OBJECTIVE: Repeat the vegetation plot notes word for word from "Other Vegetation details" to "whole stratum cover.".

SELECTED EXCERPT:

* START *

Other Vegetation details and processing

Site (vegetation tab)
Site (vegetation tab)

  • Enter total cover for each stratum (if zero, leave blank).

  • Synonymize Plant Taxa (assigns PLANTS symbols).

  • Aggregate Cover to show current estimate of aggregate cover, then Transform Overstory and Transform Understory to adjust individual cover values to be more consistent with observed whole stratum cover.

Reports (conversions to NASIS)

Site (Reports tab)
Site (Reports tab)
  • Paste to NASIS to convert to USC units and serialize taxon by stratum data.

3.3 Vegetation Plot Object in NASIS

Tips: Row entries save in the local database when you advance to the next record. But if in last new row, the record needs to be saved manually with the end edit green check button at bottom of screen, prior to saving all records (upload) to the national database. After saving to the national database, remember to check in the records to unlock them for future edits. You may rearrange the columns by dragging them to reflect the datasheet that you are copying from.

  • Create new record in Vegetation Plot table.

  • Assign plot record to the appropriate user Site ID and observation date, or create new observation if different from pedon observation date.

  • Name user user vegplot id the same as site id, but may append suffix of P to indicate plot, or T to indicate transect, given that the observation dates can differ and require different observation records.

  • There are two ways to enter the species composition records: 1. By column (faster); by row.

  • Enter species as it appears on your datasheet. You may either enter the full Latin name or enter the PLANTS symbol if you’ve conducted a lookup query in the source database where data was initially entered.

* END *

RECORDED DATA:

* START *

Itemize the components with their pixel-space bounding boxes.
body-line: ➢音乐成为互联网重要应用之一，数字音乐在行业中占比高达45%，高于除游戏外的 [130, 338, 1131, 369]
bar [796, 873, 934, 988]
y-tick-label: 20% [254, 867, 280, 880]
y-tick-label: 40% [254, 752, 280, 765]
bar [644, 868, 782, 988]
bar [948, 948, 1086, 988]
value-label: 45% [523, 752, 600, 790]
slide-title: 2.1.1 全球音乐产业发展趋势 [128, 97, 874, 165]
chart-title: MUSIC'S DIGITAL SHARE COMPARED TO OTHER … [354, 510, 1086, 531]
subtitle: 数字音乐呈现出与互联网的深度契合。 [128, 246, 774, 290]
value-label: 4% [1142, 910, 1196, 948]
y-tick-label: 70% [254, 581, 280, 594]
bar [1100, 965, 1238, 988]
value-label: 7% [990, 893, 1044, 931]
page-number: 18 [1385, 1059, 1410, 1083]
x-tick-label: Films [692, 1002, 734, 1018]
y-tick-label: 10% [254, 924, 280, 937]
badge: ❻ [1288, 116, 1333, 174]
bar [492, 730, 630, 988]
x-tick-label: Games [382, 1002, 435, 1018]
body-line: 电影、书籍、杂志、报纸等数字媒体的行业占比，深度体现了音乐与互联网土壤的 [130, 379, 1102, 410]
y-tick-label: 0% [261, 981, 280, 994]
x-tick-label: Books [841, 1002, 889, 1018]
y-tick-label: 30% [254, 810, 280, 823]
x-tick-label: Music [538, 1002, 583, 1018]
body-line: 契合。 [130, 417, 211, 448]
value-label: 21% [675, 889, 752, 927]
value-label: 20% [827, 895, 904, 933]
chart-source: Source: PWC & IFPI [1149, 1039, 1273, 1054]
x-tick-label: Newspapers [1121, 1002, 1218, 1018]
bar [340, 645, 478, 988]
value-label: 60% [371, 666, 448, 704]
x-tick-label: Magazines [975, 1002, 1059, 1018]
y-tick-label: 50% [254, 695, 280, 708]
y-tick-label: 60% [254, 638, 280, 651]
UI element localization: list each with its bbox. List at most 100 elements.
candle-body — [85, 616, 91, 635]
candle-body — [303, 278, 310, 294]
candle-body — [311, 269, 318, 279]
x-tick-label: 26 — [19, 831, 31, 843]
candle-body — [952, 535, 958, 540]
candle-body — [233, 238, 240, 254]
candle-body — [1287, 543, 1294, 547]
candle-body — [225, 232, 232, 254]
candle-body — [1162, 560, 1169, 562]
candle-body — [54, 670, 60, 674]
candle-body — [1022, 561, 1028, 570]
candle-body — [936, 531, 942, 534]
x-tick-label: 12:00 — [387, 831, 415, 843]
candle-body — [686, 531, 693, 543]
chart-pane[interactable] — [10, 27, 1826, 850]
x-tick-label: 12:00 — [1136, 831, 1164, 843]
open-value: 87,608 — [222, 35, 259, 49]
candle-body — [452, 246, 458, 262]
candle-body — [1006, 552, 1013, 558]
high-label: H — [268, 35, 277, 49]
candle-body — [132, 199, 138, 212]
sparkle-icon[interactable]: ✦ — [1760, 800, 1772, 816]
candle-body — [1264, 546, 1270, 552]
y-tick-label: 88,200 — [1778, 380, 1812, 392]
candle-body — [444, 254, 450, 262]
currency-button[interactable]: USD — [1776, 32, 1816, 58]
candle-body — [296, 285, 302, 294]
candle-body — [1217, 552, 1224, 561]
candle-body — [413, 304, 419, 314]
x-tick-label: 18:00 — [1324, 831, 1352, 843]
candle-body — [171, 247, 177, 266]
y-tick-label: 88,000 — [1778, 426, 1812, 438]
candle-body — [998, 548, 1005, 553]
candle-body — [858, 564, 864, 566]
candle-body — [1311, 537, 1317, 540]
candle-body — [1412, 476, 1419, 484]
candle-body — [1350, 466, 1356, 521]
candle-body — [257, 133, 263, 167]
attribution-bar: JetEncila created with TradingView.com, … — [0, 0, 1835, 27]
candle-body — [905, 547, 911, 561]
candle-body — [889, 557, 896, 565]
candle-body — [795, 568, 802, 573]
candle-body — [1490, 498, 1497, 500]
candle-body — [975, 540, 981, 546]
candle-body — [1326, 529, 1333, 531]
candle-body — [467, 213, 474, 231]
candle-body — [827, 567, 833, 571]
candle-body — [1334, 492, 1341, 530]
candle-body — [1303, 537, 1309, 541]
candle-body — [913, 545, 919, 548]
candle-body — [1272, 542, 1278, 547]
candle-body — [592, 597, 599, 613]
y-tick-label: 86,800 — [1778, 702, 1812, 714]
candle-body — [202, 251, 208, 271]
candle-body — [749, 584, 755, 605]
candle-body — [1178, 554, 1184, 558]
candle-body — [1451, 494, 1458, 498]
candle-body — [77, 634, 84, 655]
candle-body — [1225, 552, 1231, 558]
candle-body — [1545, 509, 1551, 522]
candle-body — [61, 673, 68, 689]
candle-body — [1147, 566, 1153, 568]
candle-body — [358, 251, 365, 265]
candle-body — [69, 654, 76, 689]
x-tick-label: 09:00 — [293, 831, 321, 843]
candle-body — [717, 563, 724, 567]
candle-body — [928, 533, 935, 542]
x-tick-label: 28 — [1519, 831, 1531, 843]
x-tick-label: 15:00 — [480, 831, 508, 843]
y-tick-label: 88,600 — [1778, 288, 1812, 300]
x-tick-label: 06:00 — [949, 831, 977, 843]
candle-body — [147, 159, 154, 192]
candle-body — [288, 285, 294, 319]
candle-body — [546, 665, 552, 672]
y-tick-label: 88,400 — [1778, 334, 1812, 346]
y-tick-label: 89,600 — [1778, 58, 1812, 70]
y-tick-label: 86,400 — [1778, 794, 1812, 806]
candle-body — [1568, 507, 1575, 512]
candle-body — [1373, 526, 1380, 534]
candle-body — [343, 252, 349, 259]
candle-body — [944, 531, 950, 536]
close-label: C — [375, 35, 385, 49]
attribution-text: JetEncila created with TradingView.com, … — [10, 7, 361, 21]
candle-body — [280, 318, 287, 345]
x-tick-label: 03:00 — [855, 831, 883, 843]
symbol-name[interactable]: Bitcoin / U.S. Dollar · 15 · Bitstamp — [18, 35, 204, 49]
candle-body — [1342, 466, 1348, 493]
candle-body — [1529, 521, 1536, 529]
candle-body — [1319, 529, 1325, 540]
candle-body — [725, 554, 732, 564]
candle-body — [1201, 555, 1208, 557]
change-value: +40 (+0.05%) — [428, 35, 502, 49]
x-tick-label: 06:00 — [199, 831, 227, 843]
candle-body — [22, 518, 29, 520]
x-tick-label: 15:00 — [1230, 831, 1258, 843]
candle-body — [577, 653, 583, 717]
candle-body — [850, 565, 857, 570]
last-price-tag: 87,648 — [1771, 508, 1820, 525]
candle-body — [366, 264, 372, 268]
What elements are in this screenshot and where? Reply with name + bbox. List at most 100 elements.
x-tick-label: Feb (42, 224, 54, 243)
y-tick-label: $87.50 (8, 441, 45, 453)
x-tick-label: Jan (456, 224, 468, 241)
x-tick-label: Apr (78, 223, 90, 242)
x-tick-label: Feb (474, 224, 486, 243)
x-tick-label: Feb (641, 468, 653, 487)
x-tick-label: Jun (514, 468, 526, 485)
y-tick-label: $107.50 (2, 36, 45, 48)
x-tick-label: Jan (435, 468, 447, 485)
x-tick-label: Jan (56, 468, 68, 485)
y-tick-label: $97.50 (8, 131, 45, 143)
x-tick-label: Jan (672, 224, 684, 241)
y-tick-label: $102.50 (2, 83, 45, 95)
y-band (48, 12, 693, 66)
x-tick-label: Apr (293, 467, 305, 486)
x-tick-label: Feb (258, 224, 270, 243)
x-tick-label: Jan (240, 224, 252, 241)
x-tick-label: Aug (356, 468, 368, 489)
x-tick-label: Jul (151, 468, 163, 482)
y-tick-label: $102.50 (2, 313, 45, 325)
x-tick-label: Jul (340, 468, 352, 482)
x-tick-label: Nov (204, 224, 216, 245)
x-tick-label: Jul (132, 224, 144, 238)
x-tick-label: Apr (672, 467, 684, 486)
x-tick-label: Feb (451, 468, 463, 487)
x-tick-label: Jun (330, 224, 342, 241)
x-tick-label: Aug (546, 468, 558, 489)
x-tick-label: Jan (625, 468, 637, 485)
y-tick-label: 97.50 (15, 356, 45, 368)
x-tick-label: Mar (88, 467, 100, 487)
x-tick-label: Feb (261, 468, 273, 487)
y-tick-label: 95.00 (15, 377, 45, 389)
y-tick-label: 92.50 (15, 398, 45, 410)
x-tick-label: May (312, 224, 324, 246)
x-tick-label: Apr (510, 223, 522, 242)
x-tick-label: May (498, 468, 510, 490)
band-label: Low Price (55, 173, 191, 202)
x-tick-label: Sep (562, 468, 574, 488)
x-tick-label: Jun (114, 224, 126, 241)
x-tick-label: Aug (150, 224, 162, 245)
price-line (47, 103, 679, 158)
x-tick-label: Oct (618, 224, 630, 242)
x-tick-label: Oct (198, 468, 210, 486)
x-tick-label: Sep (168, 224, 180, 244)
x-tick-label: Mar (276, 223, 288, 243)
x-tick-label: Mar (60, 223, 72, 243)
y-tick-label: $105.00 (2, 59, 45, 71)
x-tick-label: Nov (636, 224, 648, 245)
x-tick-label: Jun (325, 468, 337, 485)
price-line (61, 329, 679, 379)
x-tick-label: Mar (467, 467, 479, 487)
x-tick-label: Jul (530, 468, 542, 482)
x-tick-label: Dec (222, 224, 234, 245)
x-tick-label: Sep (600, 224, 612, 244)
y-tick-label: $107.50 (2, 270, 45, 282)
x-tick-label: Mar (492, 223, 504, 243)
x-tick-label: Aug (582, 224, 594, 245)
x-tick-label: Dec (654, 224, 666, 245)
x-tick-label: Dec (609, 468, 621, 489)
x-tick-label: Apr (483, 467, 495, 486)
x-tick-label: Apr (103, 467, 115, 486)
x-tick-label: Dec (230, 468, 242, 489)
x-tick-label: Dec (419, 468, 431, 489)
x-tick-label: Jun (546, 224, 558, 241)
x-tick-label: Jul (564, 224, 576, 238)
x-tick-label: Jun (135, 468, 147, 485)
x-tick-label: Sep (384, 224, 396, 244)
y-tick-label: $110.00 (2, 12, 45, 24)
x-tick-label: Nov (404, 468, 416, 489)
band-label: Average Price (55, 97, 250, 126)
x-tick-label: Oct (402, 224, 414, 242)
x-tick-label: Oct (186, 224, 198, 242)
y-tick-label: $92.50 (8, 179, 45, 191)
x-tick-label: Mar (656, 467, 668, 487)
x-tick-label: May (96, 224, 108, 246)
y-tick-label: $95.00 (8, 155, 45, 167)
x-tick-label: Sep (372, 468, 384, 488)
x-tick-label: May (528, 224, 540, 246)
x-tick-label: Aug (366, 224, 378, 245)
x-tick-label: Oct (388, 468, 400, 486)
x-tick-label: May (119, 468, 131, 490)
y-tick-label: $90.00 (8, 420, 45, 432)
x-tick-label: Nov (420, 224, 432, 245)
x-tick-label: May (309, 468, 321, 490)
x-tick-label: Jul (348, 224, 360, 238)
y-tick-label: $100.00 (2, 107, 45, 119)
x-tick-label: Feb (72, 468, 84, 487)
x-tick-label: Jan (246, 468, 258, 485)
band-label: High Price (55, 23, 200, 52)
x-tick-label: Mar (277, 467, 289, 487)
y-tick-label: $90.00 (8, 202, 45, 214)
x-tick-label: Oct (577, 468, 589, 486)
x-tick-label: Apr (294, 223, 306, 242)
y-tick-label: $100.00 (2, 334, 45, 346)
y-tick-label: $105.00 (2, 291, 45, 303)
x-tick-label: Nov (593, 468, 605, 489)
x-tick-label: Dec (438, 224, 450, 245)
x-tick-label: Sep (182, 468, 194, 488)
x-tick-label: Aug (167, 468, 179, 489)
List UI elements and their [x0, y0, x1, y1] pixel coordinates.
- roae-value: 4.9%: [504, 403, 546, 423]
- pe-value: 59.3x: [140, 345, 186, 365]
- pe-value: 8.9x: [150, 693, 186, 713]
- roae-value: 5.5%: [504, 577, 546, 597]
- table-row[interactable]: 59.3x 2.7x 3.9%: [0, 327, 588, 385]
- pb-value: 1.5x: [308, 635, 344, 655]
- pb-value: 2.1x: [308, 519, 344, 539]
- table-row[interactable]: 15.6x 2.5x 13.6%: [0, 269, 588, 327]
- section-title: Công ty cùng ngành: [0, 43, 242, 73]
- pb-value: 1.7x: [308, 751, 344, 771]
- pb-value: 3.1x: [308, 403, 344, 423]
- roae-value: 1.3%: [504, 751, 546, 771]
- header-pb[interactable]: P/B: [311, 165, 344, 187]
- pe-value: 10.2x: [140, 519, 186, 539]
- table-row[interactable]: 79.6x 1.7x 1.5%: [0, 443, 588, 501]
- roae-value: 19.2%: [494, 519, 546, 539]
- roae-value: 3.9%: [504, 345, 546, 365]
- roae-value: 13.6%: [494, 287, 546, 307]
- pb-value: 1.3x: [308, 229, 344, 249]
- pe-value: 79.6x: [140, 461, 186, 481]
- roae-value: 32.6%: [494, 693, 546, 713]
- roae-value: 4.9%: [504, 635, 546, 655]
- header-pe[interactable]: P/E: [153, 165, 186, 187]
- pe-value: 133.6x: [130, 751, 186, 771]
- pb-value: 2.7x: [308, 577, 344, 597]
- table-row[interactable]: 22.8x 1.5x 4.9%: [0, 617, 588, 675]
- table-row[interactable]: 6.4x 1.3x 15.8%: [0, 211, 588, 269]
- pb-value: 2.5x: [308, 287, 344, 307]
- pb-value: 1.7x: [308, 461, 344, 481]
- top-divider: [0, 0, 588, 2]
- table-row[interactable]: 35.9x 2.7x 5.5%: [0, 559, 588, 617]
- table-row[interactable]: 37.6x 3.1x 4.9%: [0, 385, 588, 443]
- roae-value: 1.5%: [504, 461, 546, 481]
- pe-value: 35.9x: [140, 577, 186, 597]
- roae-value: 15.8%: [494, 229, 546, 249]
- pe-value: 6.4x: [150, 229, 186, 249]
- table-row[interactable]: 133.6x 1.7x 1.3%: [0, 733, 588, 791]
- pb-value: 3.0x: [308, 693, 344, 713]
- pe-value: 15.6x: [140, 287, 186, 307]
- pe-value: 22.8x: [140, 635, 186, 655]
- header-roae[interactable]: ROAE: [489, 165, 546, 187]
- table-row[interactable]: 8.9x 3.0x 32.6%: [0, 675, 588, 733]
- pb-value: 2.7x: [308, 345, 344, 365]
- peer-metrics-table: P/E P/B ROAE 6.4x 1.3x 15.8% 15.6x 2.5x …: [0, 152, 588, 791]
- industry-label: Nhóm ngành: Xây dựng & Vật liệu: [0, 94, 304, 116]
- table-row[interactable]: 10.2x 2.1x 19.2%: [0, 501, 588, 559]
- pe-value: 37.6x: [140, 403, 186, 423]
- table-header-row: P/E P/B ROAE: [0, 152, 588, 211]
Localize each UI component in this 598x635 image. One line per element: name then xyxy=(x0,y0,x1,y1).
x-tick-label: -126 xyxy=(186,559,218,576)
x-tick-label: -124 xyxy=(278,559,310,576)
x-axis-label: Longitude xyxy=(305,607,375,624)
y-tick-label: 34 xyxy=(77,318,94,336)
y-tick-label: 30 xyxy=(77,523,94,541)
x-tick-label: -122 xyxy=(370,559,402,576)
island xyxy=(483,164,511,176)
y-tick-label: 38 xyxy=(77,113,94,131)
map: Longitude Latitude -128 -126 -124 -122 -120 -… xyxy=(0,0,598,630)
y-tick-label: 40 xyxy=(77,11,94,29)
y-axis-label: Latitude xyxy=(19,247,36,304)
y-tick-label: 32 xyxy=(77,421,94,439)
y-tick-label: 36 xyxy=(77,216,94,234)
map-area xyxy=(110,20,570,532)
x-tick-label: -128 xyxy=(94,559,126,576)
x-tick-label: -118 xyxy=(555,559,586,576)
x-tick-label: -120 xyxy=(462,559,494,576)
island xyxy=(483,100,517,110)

* END *

OUTPUT OF THE EXERCISE:
Other Vegetation details and processing

Site (vegetation tab)
Site (vegetation tab)

  • Enter total cover for each stratum (if zero, leave blank).

  • Synonymize Plant Taxa (assigns PLANTS symbols).

  • Aggregate Cover to show current estimate of aggregate cover, then Transform Overstory and Transform Understory to adjust individual cover values to be more consistent with observed whole stratum cover.